## The problem
Locate the lines that hold the string "beállítása". Copy every such line.

+-------+

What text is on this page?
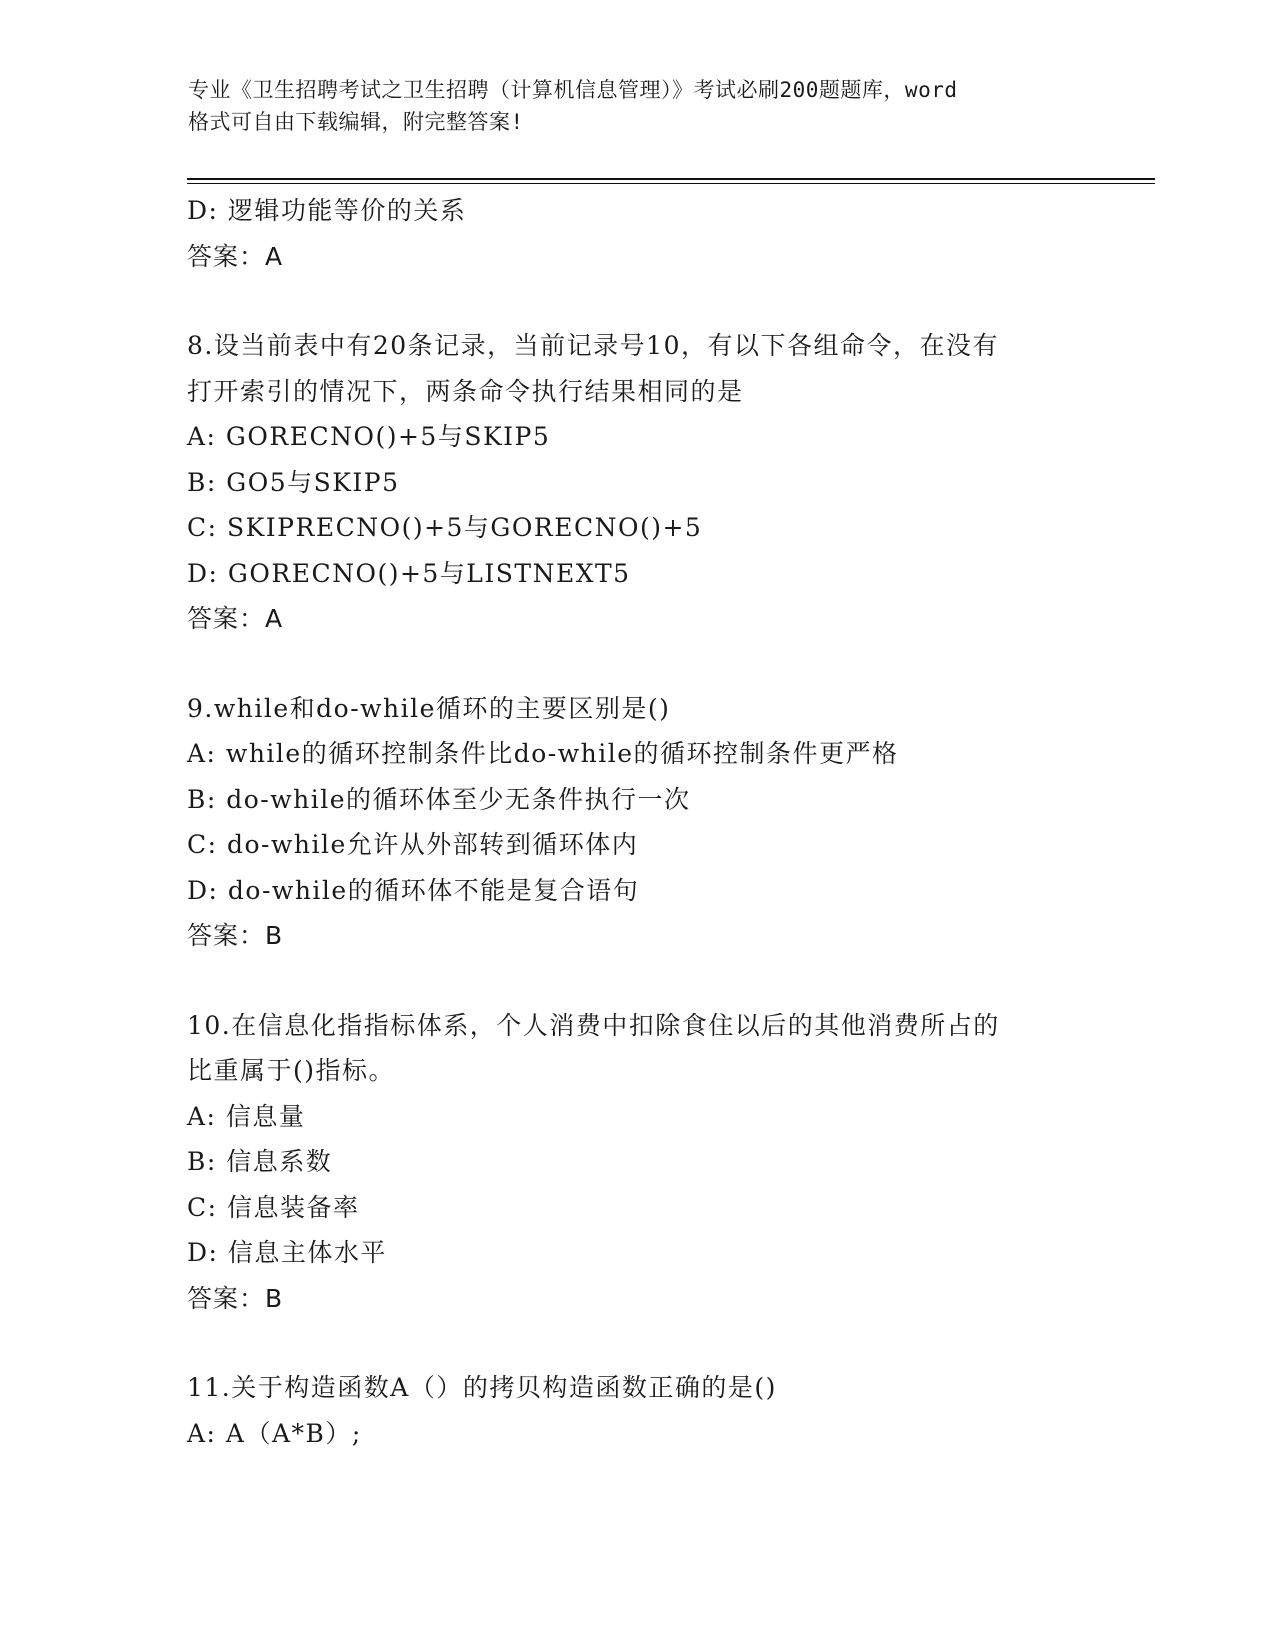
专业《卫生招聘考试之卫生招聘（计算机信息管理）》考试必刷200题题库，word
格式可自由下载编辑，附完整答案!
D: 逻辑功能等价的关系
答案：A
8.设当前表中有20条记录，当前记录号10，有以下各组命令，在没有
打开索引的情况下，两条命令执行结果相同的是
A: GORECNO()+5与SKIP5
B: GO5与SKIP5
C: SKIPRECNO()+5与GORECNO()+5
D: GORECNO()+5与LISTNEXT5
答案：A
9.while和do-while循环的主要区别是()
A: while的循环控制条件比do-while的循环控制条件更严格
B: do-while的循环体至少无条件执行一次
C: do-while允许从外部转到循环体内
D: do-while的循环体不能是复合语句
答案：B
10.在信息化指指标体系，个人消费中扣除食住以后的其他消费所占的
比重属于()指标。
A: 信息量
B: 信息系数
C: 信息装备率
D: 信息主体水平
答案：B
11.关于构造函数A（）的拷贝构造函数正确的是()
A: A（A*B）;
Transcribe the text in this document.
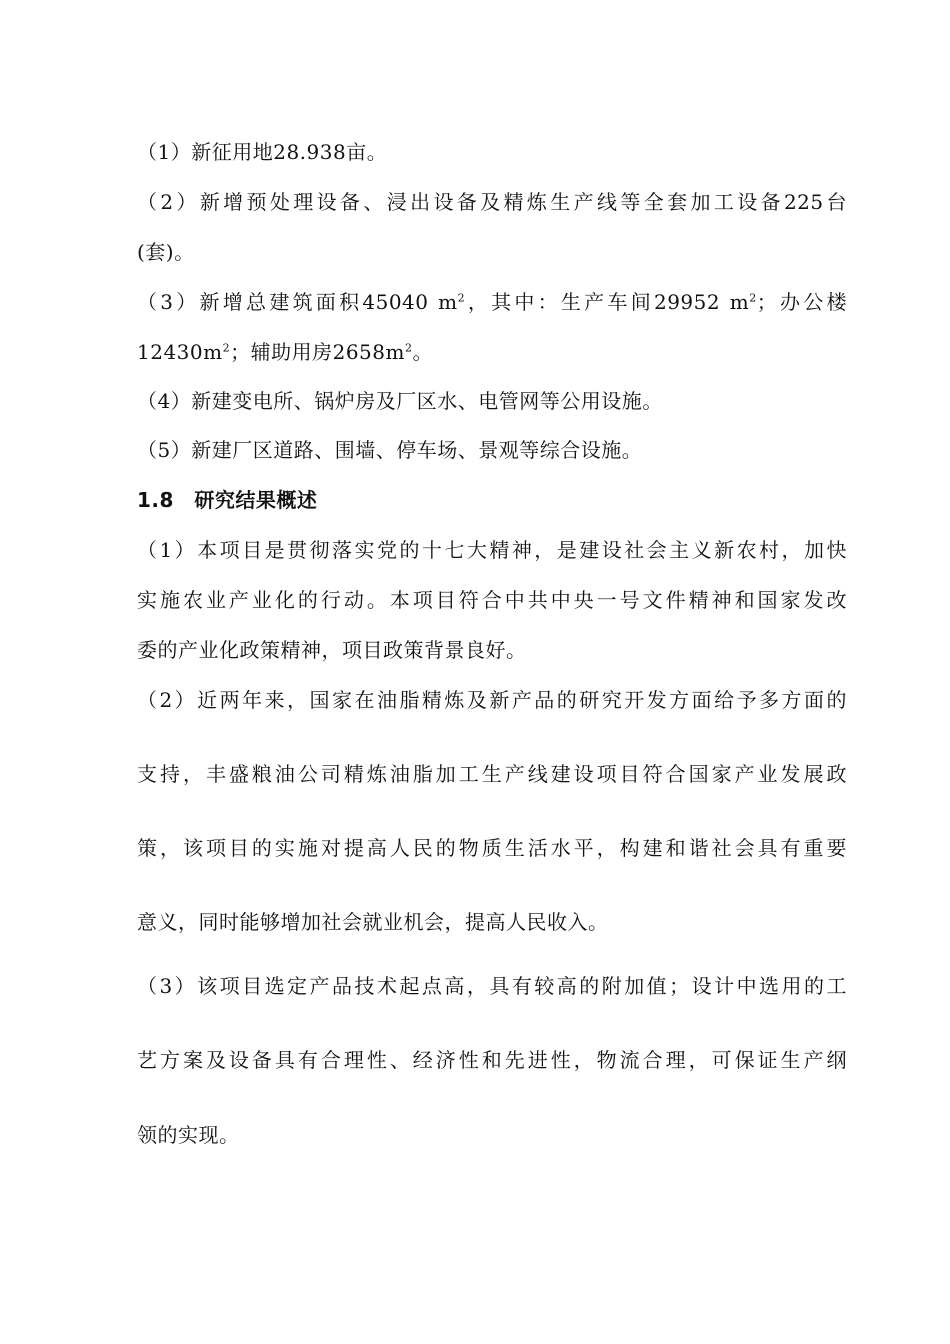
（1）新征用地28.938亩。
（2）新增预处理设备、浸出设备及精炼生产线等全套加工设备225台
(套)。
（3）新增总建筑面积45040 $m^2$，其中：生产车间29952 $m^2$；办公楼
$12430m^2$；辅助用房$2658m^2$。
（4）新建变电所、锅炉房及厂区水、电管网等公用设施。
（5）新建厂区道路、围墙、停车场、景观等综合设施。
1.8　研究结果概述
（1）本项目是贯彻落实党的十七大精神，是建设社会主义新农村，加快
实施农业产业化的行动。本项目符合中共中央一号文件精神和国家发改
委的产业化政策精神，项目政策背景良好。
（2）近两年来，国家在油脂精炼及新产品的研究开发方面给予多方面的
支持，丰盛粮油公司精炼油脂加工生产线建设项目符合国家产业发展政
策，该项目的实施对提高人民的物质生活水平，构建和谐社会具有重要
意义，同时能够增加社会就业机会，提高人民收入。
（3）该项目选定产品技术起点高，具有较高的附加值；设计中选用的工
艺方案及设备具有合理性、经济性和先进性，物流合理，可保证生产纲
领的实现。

+-------+

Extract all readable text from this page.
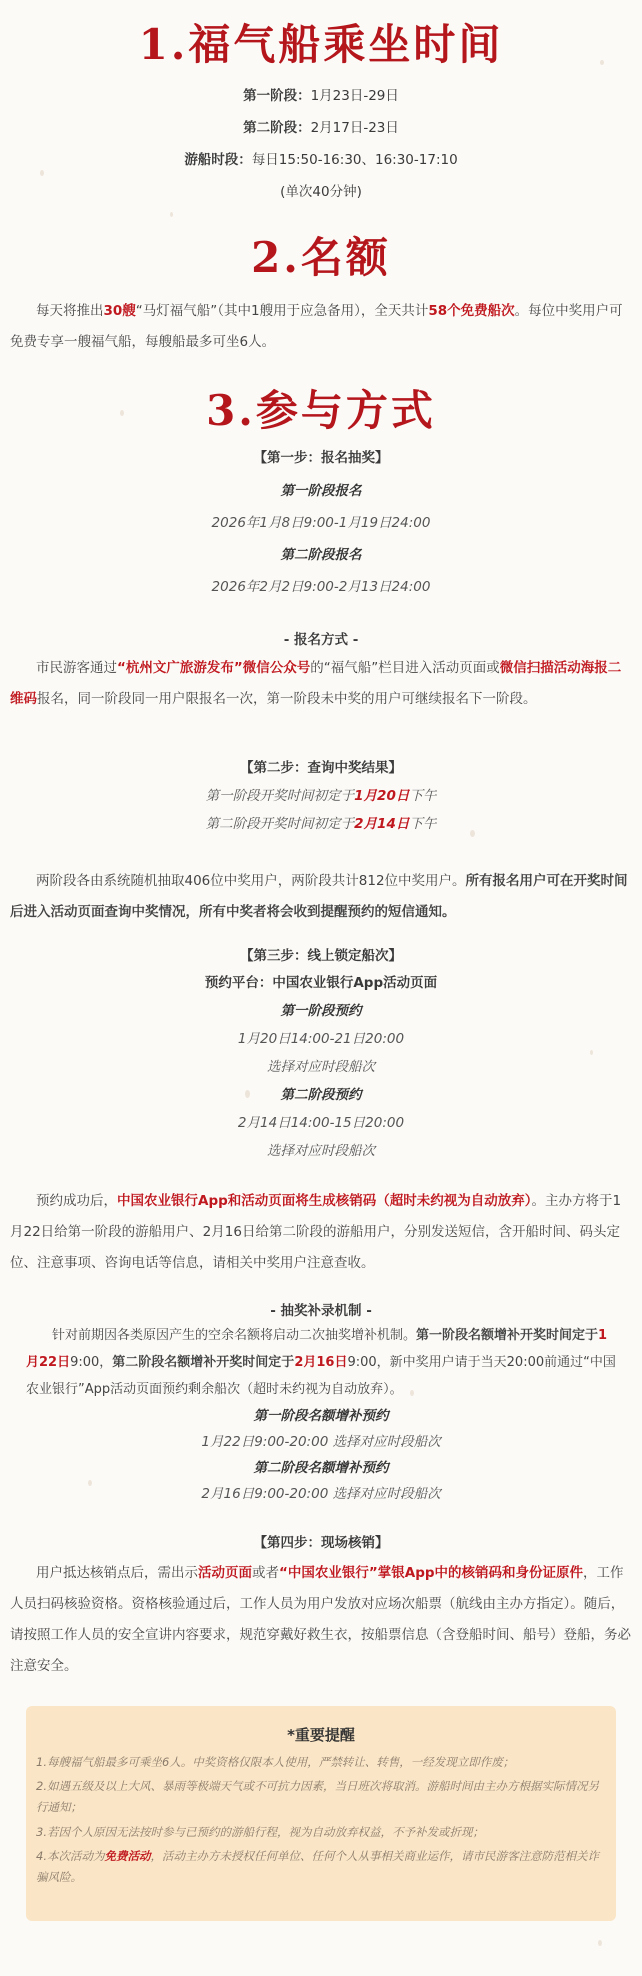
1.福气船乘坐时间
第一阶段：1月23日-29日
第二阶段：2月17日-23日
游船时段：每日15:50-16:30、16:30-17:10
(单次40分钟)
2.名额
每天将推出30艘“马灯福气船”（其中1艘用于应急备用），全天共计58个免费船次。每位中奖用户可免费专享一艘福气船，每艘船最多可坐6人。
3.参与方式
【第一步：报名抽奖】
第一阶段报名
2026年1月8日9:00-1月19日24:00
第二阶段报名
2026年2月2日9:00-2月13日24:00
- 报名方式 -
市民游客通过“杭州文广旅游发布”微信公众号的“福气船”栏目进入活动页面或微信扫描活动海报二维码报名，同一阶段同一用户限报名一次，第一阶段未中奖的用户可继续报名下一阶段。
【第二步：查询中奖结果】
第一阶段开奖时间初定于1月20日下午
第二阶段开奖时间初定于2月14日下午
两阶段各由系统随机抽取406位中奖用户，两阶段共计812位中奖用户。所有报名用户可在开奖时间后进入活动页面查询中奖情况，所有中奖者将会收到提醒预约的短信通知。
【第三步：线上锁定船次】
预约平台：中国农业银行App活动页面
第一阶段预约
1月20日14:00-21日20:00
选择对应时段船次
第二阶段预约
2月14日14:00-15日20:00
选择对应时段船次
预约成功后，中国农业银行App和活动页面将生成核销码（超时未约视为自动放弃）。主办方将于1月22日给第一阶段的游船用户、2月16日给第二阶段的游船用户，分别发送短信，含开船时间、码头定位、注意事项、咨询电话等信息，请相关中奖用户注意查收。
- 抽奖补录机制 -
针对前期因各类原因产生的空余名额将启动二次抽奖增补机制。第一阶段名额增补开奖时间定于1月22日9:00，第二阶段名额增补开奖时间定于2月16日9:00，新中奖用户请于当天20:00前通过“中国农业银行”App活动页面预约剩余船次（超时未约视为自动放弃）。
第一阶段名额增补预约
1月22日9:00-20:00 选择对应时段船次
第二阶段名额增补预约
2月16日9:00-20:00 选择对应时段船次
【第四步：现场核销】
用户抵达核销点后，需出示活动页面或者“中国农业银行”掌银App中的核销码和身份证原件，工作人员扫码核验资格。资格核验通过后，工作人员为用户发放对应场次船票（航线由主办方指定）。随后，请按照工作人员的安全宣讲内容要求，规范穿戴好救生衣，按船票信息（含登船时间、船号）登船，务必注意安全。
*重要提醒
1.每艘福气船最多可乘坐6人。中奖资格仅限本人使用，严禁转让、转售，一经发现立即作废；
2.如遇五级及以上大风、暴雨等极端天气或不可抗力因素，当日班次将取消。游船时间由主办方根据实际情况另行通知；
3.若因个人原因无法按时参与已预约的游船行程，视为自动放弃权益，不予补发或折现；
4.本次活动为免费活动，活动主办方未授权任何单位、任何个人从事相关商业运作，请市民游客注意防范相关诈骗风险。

+-------+

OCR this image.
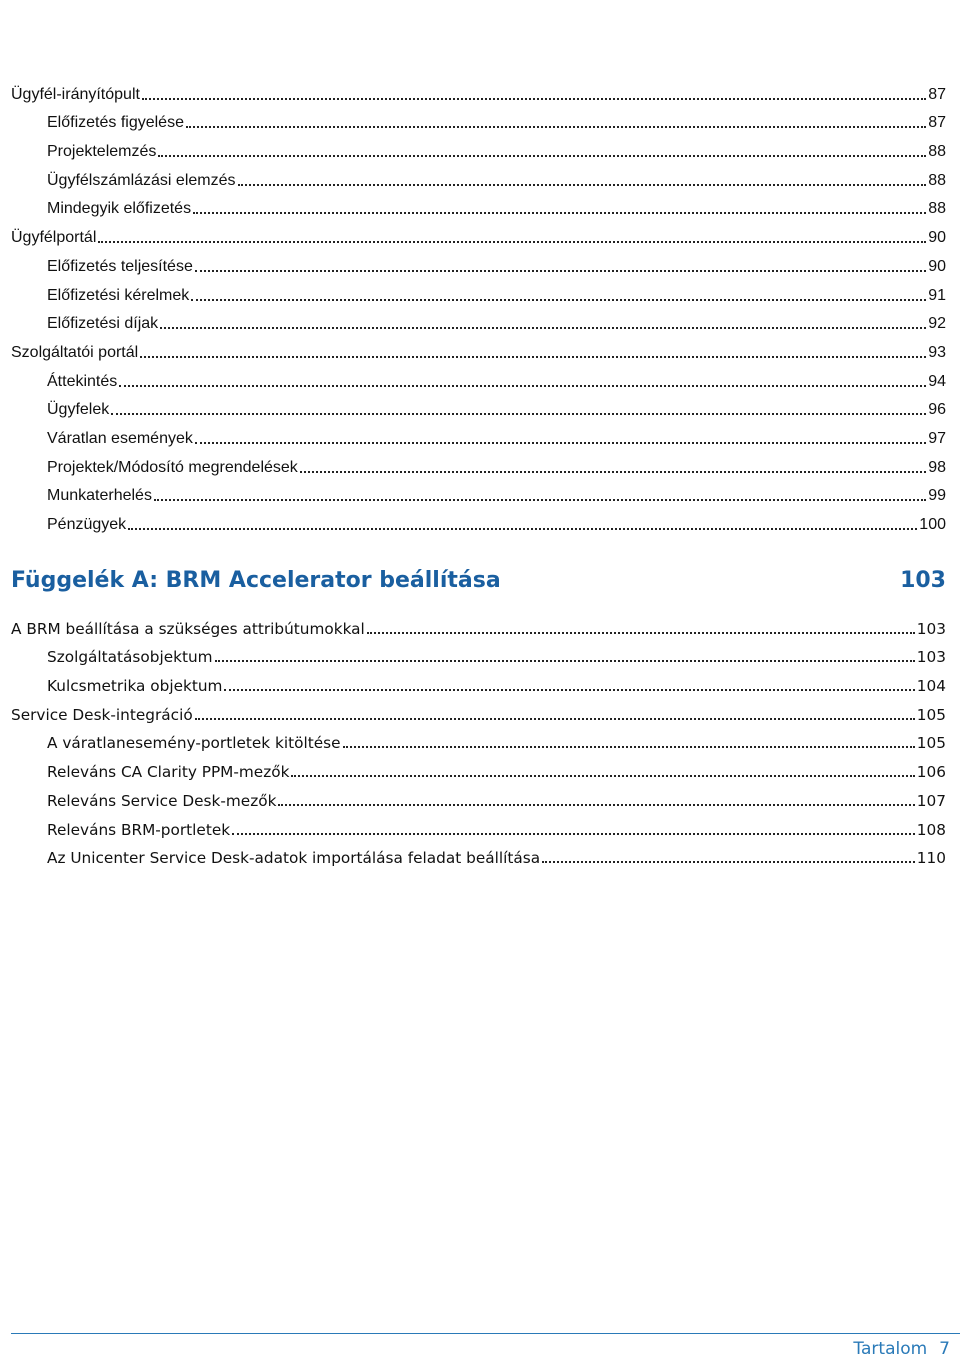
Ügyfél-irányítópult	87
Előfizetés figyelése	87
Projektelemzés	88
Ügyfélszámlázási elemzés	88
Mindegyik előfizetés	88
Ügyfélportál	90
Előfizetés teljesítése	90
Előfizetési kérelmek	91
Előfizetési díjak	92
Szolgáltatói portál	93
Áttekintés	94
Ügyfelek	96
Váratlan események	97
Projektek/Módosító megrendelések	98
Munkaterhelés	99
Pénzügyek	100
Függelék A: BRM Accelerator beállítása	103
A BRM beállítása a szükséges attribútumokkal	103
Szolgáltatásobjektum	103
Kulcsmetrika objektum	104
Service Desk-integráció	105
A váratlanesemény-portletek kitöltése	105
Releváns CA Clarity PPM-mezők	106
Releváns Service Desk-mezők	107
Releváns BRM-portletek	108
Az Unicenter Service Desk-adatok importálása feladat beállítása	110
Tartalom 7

+-------+

## Response below
Függelék A: BRM Accelerator beállítása	103
A BRM beállítása a szükséges attribútumokkal	103
Az Unicenter Service Desk-adatok importálása feladat beállítása	110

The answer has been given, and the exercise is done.